---------- Record list ----------
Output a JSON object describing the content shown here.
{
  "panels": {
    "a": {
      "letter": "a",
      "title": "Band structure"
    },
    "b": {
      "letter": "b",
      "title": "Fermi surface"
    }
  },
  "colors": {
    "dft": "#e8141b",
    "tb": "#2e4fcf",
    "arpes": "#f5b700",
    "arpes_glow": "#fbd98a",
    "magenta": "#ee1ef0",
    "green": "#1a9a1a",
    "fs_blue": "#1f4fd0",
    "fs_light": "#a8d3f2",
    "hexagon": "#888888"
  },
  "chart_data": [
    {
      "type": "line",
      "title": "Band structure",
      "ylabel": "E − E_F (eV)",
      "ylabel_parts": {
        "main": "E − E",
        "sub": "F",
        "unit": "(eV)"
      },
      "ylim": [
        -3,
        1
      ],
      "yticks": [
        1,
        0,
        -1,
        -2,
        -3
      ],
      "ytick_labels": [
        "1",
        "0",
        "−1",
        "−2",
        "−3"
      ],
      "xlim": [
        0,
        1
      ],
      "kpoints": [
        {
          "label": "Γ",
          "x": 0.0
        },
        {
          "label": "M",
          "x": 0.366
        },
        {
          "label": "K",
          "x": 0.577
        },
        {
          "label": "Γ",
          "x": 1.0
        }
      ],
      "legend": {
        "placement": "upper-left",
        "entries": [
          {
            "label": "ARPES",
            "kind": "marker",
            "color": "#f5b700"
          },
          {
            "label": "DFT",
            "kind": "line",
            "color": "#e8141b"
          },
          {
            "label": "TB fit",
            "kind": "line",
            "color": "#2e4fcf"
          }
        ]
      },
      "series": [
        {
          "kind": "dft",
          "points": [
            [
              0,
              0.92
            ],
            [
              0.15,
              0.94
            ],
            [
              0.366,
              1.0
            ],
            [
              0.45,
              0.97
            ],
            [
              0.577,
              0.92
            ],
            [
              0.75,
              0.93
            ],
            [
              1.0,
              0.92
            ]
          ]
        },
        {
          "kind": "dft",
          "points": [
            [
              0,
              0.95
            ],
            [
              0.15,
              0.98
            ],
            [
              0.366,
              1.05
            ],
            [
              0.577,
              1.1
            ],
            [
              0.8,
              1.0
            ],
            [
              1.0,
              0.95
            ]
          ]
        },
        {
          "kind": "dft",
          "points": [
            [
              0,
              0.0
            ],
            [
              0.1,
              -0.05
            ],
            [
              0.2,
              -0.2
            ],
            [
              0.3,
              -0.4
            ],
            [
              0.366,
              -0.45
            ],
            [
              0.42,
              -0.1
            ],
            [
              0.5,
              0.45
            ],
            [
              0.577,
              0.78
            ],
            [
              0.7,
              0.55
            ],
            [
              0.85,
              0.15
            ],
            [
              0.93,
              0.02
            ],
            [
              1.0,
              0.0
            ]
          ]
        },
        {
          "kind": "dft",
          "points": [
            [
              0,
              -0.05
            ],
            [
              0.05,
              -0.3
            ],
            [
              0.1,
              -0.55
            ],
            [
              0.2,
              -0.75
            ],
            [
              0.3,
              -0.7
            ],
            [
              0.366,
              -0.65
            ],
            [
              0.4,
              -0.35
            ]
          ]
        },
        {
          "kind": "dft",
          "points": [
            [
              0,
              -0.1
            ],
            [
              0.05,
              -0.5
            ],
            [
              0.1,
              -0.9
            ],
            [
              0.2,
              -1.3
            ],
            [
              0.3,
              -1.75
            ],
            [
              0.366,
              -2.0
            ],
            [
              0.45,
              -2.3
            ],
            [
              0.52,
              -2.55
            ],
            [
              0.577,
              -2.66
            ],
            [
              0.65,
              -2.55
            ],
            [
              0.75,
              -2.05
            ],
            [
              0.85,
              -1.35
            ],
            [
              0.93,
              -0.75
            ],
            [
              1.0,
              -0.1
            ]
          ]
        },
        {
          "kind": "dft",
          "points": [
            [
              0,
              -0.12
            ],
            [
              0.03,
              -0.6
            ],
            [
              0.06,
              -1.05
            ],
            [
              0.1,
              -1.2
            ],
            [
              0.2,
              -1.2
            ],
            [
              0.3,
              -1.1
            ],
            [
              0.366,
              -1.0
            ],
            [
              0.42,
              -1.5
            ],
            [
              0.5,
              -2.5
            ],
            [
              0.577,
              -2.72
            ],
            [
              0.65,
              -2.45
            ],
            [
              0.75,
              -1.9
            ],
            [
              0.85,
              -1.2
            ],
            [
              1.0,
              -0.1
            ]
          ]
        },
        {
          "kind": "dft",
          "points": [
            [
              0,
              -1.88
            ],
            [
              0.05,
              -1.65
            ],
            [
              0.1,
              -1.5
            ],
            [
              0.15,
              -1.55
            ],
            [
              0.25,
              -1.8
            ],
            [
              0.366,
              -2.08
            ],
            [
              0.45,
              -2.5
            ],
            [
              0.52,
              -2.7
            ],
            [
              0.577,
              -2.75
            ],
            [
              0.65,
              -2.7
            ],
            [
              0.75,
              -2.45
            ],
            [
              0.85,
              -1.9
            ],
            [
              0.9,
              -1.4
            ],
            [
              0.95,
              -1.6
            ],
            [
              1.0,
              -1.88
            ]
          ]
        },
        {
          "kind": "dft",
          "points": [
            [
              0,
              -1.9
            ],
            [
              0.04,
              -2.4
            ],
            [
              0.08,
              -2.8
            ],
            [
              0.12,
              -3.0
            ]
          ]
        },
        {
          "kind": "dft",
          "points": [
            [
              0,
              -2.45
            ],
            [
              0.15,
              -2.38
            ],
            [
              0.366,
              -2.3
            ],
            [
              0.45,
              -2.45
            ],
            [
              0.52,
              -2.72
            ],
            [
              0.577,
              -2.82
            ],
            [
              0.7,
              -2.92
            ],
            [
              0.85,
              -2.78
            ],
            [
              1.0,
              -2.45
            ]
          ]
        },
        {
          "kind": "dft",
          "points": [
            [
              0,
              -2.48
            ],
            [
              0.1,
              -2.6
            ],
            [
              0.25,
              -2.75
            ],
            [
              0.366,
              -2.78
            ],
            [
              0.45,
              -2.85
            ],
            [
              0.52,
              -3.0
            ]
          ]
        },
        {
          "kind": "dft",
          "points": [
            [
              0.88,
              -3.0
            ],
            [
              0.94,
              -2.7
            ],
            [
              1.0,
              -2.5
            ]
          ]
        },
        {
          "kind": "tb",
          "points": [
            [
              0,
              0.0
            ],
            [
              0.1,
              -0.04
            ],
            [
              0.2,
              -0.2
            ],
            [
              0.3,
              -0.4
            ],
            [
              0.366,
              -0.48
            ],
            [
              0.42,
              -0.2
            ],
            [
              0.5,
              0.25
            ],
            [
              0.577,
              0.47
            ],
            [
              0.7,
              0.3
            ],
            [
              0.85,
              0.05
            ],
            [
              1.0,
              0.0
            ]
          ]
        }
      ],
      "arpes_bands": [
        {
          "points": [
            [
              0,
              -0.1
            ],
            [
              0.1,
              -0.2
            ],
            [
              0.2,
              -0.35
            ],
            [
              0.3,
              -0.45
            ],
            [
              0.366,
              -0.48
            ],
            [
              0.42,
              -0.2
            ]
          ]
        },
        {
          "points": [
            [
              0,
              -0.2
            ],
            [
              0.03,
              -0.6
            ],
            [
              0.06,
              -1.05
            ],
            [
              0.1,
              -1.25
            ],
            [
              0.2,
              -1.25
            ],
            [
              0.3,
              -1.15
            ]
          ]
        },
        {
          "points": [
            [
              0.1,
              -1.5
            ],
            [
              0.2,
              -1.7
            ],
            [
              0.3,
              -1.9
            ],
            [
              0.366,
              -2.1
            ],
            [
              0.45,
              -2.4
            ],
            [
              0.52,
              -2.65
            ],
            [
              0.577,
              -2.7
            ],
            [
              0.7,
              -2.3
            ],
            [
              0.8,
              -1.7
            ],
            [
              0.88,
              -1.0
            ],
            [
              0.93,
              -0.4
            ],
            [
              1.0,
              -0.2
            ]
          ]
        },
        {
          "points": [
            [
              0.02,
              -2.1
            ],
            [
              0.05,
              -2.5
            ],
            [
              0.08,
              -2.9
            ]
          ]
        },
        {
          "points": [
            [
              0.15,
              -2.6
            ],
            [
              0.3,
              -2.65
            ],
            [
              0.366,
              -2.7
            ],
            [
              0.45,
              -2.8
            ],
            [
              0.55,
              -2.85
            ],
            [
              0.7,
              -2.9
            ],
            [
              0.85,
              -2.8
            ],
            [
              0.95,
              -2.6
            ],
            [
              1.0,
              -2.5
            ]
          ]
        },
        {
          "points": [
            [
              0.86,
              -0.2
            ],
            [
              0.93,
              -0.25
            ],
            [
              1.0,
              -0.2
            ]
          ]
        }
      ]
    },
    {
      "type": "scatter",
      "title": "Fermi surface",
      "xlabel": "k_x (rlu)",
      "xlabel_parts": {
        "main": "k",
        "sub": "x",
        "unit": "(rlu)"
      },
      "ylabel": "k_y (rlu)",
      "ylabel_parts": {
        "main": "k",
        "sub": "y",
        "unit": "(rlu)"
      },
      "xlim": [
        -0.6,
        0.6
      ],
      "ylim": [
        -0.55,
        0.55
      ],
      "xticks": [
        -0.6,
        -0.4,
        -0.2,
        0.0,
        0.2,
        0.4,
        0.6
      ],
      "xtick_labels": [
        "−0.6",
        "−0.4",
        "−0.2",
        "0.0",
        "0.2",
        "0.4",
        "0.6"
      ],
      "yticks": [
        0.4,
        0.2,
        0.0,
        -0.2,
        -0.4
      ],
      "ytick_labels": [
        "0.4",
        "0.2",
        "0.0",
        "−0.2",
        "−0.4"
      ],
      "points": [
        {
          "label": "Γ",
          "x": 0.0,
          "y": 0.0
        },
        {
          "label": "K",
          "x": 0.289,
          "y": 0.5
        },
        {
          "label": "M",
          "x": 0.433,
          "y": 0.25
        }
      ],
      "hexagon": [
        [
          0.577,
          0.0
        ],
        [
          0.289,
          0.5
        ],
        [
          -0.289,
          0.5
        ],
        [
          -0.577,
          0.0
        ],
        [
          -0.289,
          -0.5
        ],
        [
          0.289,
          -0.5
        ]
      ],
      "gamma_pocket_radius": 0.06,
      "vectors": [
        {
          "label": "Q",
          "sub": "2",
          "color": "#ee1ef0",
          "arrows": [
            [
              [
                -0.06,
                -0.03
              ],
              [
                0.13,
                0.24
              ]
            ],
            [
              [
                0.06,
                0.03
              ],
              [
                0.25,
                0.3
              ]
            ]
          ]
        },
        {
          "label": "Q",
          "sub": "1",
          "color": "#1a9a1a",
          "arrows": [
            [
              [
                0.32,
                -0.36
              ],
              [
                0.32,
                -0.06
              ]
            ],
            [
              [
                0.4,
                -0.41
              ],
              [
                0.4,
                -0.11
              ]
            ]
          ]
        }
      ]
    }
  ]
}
----------
◆ Your task ◆
Pick out the lines that contain "surface" and copy them.

◆ Problem solution ◆
      "title": "Fermi surface"
      "title": "Fermi surface",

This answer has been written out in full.